Data records
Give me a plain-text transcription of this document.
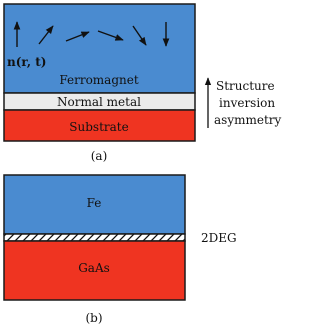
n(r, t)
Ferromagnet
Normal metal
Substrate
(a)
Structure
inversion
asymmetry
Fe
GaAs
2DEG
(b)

Stated task »
Output every entry word for word, but omit the pictures.

Response to this task »
Give me a plain-text transcription of this document.
n(r, t)
Ferromagnet
Normal metal
Substrate
(a)
Structure
inversion
asymmetry
Fe
GaAs
2DEG
(b)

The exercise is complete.